Records from a data collection:
⁂

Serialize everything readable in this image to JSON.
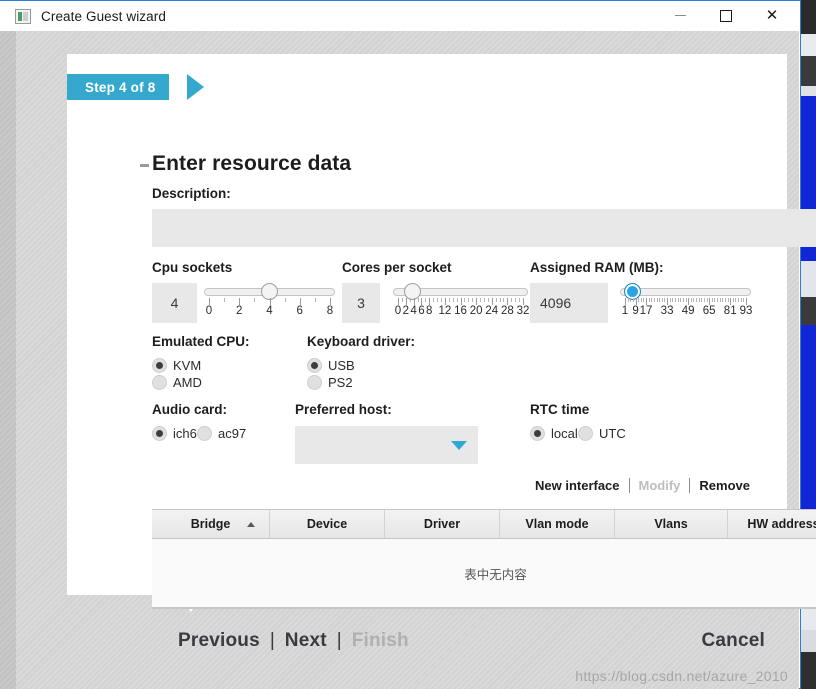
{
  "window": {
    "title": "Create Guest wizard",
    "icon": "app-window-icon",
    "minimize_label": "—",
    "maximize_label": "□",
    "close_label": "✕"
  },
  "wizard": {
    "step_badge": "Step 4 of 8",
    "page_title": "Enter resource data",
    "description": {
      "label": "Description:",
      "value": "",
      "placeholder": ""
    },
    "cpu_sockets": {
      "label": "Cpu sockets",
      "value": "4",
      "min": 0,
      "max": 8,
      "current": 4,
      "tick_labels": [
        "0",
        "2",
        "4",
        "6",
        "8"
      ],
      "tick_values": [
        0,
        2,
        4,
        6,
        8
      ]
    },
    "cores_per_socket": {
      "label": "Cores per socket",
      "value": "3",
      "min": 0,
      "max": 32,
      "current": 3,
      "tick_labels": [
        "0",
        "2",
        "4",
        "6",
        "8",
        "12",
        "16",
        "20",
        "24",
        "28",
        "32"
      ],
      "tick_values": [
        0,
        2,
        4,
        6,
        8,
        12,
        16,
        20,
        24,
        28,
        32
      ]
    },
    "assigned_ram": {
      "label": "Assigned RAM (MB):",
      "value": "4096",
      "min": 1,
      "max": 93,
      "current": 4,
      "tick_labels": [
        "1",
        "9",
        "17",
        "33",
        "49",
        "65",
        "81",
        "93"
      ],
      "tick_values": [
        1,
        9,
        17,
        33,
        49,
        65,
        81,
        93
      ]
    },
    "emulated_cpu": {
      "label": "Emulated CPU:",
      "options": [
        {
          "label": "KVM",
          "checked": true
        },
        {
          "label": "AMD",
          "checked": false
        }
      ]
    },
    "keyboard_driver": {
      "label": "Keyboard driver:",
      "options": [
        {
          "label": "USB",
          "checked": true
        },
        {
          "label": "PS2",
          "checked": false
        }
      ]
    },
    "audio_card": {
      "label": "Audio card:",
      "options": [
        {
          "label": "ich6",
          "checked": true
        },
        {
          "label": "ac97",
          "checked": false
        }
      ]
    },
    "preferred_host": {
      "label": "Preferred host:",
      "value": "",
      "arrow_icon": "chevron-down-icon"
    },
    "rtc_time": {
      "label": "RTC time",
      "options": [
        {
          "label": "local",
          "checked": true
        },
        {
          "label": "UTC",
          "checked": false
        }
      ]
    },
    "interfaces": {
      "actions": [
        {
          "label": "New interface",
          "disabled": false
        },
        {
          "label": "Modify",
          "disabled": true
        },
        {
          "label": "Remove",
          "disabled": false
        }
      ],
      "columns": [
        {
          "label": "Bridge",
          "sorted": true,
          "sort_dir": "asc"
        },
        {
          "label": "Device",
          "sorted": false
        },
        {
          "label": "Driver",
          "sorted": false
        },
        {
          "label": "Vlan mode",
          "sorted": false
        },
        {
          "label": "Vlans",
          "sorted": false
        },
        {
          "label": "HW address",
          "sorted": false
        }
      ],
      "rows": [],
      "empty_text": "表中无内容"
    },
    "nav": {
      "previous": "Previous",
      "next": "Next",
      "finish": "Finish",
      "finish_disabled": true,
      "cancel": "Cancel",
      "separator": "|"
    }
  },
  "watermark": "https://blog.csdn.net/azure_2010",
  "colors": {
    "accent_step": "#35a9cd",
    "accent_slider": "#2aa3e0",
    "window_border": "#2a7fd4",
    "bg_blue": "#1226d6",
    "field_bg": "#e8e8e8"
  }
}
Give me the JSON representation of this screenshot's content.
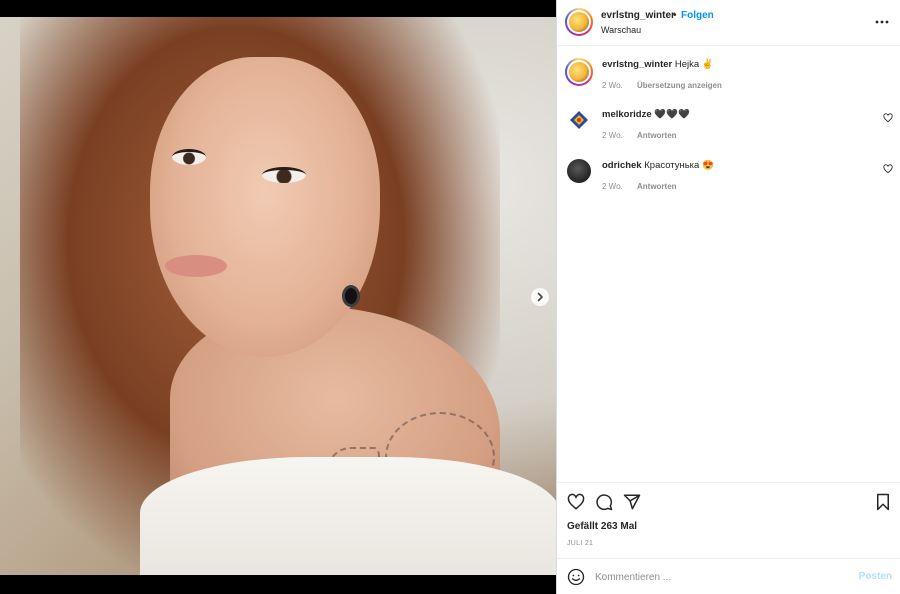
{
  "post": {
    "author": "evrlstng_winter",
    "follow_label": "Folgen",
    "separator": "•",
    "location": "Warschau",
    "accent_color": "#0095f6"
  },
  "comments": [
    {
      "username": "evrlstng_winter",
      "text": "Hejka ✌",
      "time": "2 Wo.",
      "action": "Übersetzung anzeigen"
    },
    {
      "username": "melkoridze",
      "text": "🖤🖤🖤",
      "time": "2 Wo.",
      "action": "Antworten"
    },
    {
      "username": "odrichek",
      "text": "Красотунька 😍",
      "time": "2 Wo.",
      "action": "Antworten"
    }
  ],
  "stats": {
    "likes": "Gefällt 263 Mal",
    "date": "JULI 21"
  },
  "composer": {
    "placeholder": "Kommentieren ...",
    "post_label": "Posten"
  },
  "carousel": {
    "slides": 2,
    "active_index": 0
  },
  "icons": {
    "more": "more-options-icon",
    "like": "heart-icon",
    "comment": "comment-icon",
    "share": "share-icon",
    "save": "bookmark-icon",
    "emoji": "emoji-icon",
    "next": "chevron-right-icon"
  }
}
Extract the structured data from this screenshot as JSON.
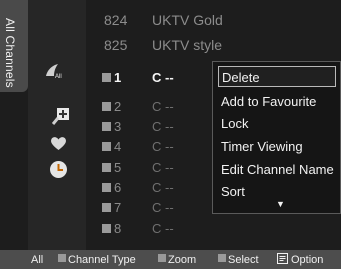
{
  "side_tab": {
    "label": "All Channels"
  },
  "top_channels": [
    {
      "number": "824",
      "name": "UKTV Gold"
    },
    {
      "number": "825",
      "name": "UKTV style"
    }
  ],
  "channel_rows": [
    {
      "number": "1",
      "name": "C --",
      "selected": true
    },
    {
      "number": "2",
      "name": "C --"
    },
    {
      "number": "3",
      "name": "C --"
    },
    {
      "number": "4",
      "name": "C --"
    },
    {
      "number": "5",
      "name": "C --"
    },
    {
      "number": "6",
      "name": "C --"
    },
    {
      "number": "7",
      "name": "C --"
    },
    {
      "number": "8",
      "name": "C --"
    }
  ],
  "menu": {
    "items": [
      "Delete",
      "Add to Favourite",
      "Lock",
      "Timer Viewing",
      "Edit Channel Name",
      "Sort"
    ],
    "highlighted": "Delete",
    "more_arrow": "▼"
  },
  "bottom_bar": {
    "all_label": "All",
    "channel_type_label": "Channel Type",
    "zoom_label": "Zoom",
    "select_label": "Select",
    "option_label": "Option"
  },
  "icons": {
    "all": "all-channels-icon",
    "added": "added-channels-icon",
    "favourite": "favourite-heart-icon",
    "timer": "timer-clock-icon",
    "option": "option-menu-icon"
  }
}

⁂

Goal: Copy exactly, please, the lines that run from the line holding "Extract the structured" through the closing line of the material above, omitting every picture.

Reply to the task:
Extract the structured data from this screenshot as JSON.
{
  "side_tab": {
    "label": "All Channels"
  },
  "top_channels": [
    {
      "number": "824",
      "name": "UKTV Gold"
    },
    {
      "number": "825",
      "name": "UKTV style"
    }
  ],
  "channel_rows": [
    {
      "number": "1",
      "name": "C --",
      "selected": true
    },
    {
      "number": "2",
      "name": "C --"
    },
    {
      "number": "3",
      "name": "C --"
    },
    {
      "number": "4",
      "name": "C --"
    },
    {
      "number": "5",
      "name": "C --"
    },
    {
      "number": "6",
      "name": "C --"
    },
    {
      "number": "7",
      "name": "C --"
    },
    {
      "number": "8",
      "name": "C --"
    }
  ],
  "menu": {
    "items": [
      "Delete",
      "Add to Favourite",
      "Lock",
      "Timer Viewing",
      "Edit Channel Name",
      "Sort"
    ],
    "highlighted": "Delete",
    "more_arrow": "▼"
  },
  "bottom_bar": {
    "all_label": "All",
    "channel_type_label": "Channel Type",
    "zoom_label": "Zoom",
    "select_label": "Select",
    "option_label": "Option"
  },
  "icons": {
    "all": "all-channels-icon",
    "added": "added-channels-icon",
    "favourite": "favourite-heart-icon",
    "timer": "timer-clock-icon",
    "option": "option-menu-icon"
  }
}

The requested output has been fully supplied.